REQUIREMENT: Each entry below should be echoed exactly, with pictures omitted.

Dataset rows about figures
=-=-=

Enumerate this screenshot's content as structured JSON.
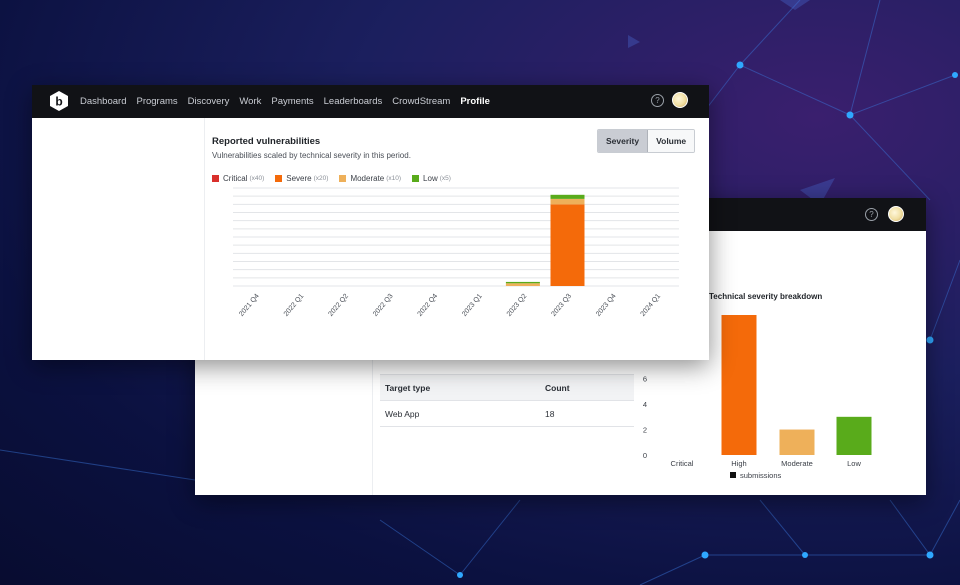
{
  "colors": {
    "critical": "#d9302c",
    "severe": "#f46a0a",
    "moderate": "#eeb05a",
    "low": "#59ab1b"
  },
  "icons": {
    "logo": "bugcrowd-logo",
    "help": "help-icon",
    "avatar": "avatar"
  },
  "nav": {
    "items": [
      "Dashboard",
      "Programs",
      "Discovery",
      "Work",
      "Payments",
      "Leaderboards",
      "CrowdStream",
      "Profile"
    ],
    "active": "Profile"
  },
  "front_panel": {
    "title": "Reported vulnerabilities",
    "subtitle": "Vulnerabilities scaled by technical severity in this period.",
    "toggle": {
      "severity": "Severity",
      "volume": "Volume",
      "selected": "Severity"
    },
    "legend": [
      {
        "label": "Critical",
        "mult": "(x40)"
      },
      {
        "label": "Severe",
        "mult": "(x20)"
      },
      {
        "label": "Moderate",
        "mult": "(x10)"
      },
      {
        "label": "Low",
        "mult": "(x5)"
      }
    ]
  },
  "back_panel": {
    "table": {
      "headers": [
        "Target type",
        "Count"
      ],
      "rows": [
        [
          "Web App",
          "18"
        ]
      ]
    },
    "chart_title": "Technical severity breakdown",
    "legend_label": "submissions"
  },
  "chart_data": [
    {
      "type": "bar",
      "title": "Reported vulnerabilities",
      "stacked": true,
      "categories": [
        "2021 Q4",
        "2022 Q1",
        "2022 Q2",
        "2022 Q3",
        "2022 Q4",
        "2023 Q1",
        "2023 Q2",
        "2023 Q3",
        "2023 Q4",
        "2024 Q1"
      ],
      "series": [
        {
          "name": "Critical",
          "values": [
            0,
            0,
            0,
            0,
            0,
            0,
            0,
            0,
            0,
            0
          ]
        },
        {
          "name": "Severe",
          "values": [
            0,
            0,
            0,
            0,
            0,
            0,
            0,
            300,
            0,
            0
          ]
        },
        {
          "name": "Moderate",
          "values": [
            0,
            0,
            0,
            0,
            0,
            0,
            10,
            20,
            0,
            0
          ]
        },
        {
          "name": "Low",
          "values": [
            0,
            0,
            0,
            0,
            0,
            0,
            5,
            15,
            0,
            0
          ]
        }
      ],
      "ylim": [
        0,
        360
      ],
      "grid": true,
      "legend": "top-left"
    },
    {
      "type": "bar",
      "title": "Technical severity breakdown",
      "categories": [
        "Critical",
        "High",
        "Moderate",
        "Low"
      ],
      "series": [
        {
          "name": "submissions",
          "values": [
            0,
            11,
            2,
            3
          ]
        }
      ],
      "yticks": [
        0,
        2,
        4,
        6
      ],
      "ylim": [
        0,
        11
      ],
      "legend": "bottom"
    }
  ]
}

=-=-=

THE SOLUTION:
Enumerate this screenshot's content as structured JSON.
{
  "colors": {
    "critical": "#d9302c",
    "severe": "#f46a0a",
    "moderate": "#eeb05a",
    "low": "#59ab1b"
  },
  "icons": {
    "logo": "bugcrowd-logo",
    "help": "help-icon",
    "avatar": "avatar"
  },
  "nav": {
    "items": [
      "Dashboard",
      "Programs",
      "Discovery",
      "Work",
      "Payments",
      "Leaderboards",
      "CrowdStream",
      "Profile"
    ],
    "active": "Profile"
  },
  "front_panel": {
    "title": "Reported vulnerabilities",
    "subtitle": "Vulnerabilities scaled by technical severity in this period.",
    "toggle": {
      "severity": "Severity",
      "volume": "Volume",
      "selected": "Severity"
    },
    "legend": [
      {
        "label": "Critical",
        "mult": "(x40)"
      },
      {
        "label": "Severe",
        "mult": "(x20)"
      },
      {
        "label": "Moderate",
        "mult": "(x10)"
      },
      {
        "label": "Low",
        "mult": "(x5)"
      }
    ]
  },
  "back_panel": {
    "table": {
      "headers": [
        "Target type",
        "Count"
      ],
      "rows": [
        [
          "Web App",
          "18"
        ]
      ]
    },
    "chart_title": "Technical severity breakdown",
    "legend_label": "submissions"
  },
  "chart_data": [
    {
      "type": "bar",
      "title": "Reported vulnerabilities",
      "stacked": true,
      "categories": [
        "2021 Q4",
        "2022 Q1",
        "2022 Q2",
        "2022 Q3",
        "2022 Q4",
        "2023 Q1",
        "2023 Q2",
        "2023 Q3",
        "2023 Q4",
        "2024 Q1"
      ],
      "series": [
        {
          "name": "Critical",
          "values": [
            0,
            0,
            0,
            0,
            0,
            0,
            0,
            0,
            0,
            0
          ]
        },
        {
          "name": "Severe",
          "values": [
            0,
            0,
            0,
            0,
            0,
            0,
            0,
            300,
            0,
            0
          ]
        },
        {
          "name": "Moderate",
          "values": [
            0,
            0,
            0,
            0,
            0,
            0,
            10,
            20,
            0,
            0
          ]
        },
        {
          "name": "Low",
          "values": [
            0,
            0,
            0,
            0,
            0,
            0,
            5,
            15,
            0,
            0
          ]
        }
      ],
      "ylim": [
        0,
        360
      ],
      "grid": true,
      "legend": "top-left"
    },
    {
      "type": "bar",
      "title": "Technical severity breakdown",
      "categories": [
        "Critical",
        "High",
        "Moderate",
        "Low"
      ],
      "series": [
        {
          "name": "submissions",
          "values": [
            0,
            11,
            2,
            3
          ]
        }
      ],
      "yticks": [
        0,
        2,
        4,
        6
      ],
      "ylim": [
        0,
        11
      ],
      "legend": "bottom"
    }
  ]
}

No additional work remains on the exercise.